-- Start --

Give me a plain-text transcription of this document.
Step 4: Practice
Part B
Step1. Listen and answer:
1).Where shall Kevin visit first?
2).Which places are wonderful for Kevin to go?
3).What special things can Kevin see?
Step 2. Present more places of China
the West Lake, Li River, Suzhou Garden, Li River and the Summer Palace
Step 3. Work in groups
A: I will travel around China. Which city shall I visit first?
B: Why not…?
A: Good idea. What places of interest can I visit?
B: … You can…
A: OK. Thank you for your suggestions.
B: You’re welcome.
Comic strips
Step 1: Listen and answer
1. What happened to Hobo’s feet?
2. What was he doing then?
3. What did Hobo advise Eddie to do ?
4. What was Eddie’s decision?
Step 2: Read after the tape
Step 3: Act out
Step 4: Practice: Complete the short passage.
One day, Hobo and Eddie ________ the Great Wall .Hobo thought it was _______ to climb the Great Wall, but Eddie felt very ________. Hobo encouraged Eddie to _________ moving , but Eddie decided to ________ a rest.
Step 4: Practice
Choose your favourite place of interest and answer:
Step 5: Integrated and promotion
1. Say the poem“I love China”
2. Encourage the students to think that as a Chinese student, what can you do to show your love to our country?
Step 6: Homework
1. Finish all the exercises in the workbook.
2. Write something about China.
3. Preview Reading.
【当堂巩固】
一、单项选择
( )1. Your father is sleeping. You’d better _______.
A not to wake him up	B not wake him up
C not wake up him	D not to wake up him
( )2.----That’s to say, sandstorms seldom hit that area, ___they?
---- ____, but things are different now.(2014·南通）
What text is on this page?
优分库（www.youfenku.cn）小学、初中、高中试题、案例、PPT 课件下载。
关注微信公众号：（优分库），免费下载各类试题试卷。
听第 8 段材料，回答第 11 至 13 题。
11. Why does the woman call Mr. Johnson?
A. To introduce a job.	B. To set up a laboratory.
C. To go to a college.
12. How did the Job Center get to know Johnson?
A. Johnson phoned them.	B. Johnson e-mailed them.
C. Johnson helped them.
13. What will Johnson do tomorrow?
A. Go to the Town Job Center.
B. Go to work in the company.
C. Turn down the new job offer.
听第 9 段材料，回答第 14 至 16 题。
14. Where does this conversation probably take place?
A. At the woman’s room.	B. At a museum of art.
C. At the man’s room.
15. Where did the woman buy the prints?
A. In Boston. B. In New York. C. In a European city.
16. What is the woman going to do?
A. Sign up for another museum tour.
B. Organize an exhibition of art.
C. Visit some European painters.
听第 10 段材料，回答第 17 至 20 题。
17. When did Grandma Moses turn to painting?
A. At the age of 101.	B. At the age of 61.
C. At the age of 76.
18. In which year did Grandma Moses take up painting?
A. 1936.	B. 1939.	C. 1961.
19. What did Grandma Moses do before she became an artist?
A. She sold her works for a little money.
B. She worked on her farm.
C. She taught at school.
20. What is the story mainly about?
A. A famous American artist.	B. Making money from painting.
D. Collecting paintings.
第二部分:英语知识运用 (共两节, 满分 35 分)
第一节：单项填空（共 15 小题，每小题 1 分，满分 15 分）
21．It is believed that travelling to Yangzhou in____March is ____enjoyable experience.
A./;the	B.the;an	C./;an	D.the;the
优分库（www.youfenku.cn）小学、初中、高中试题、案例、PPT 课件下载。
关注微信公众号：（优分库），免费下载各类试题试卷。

-- End --

*Description of the task*
What do the records say? Quote them all exactly.

*Exercise answer*
Give me a plain-text transcription of this document.
Step 4: Practice
Part B
Step1. Listen and answer:
1).Where shall Kevin visit first?
2).Which places are wonderful for Kevin to go?
3).What special things can Kevin see?
Step 2. Present more places of China
the West Lake, Li River, Suzhou Garden, Li River and the Summer Palace
Step 3. Work in groups
A: I will travel around China. Which city shall I visit first?
B: Why not…?
A: Good idea. What places of interest can I visit?
B: … You can…
A: OK. Thank you for your suggestions.
B: You’re welcome.
Comic strips
Step 1: Listen and answer
1. What happened to Hobo’s feet?
2. What was he doing then?
3. What did Hobo advise Eddie to do ?
4. What was Eddie’s decision?
Step 2: Read after the tape
Step 3: Act out
Step 4: Practice: Complete the short passage.
One day, Hobo and Eddie ________ the Great Wall .Hobo thought it was _______ to climb the Great Wall, but Eddie felt very ________. Hobo encouraged Eddie to _________ moving , but Eddie decided to ________ a rest.
Step 4: Practice
Choose your favourite place of interest and answer:
Step 5: Integrated and promotion
1. Say the poem“I love China”
2. Encourage the students to think that as a Chinese student, what can you do to show your love to our country?
Step 6: Homework
1. Finish all the exercises in the workbook.
2. Write something about China.
3. Preview Reading.
【当堂巩固】
一、单项选择
( )1. Your father is sleeping. You’d better _______.
A not to wake him up	B not wake him up
C not wake up him	D not to wake up him
( )2.----That’s to say, sandstorms seldom hit that area, ___they?
---- ____, but things are different now.(2014·南通）
What text is on this page?
优分库（www.youfenku.cn）小学、初中、高中试题、案例、PPT 课件下载。
关注微信公众号：（优分库），免费下载各类试题试卷。
听第 8 段材料，回答第 11 至 13 题。
11. Why does the woman call Mr. Johnson?
A. To introduce a job.	B. To set up a laboratory.
C. To go to a college.
12. How did the Job Center get to know Johnson?
A. Johnson phoned them.	B. Johnson e-mailed them.
C. Johnson helped them.
13. What will Johnson do tomorrow?
A. Go to the Town Job Center.
B. Go to work in the company.
C. Turn down the new job offer.
听第 9 段材料，回答第 14 至 16 题。
14. Where does this conversation probably take place?
A. At the woman’s room.	B. At a museum of art.
C. At the man’s room.
15. Where did the woman buy the prints?
A. In Boston. B. In New York. C. In a European city.
16. What is the woman going to do?
A. Sign up for another museum tour.
B. Organize an exhibition of art.
C. Visit some European painters.
听第 10 段材料，回答第 17 至 20 题。
17. When did Grandma Moses turn to painting?
A. At the age of 101.	B. At the age of 61.
C. At the age of 76.
18. In which year did Grandma Moses take up painting?
A. 1936.	B. 1939.	C. 1961.
19. What did Grandma Moses do before she became an artist?
A. She sold her works for a little money.
B. She worked on her farm.
C. She taught at school.
20. What is the story mainly about?
A. A famous American artist.	B. Making money from painting.
D. Collecting paintings.
第二部分:英语知识运用 (共两节, 满分 35 分)
第一节：单项填空（共 15 小题，每小题 1 分，满分 15 分）
21．It is believed that travelling to Yangzhou in____March is ____enjoyable experience.
A./;the	B.the;an	C./;an	D.the;the
优分库（www.youfenku.cn）小学、初中、高中试题、案例、PPT 课件下载。
关注微信公众号：（优分库），免费下载各类试题试卷。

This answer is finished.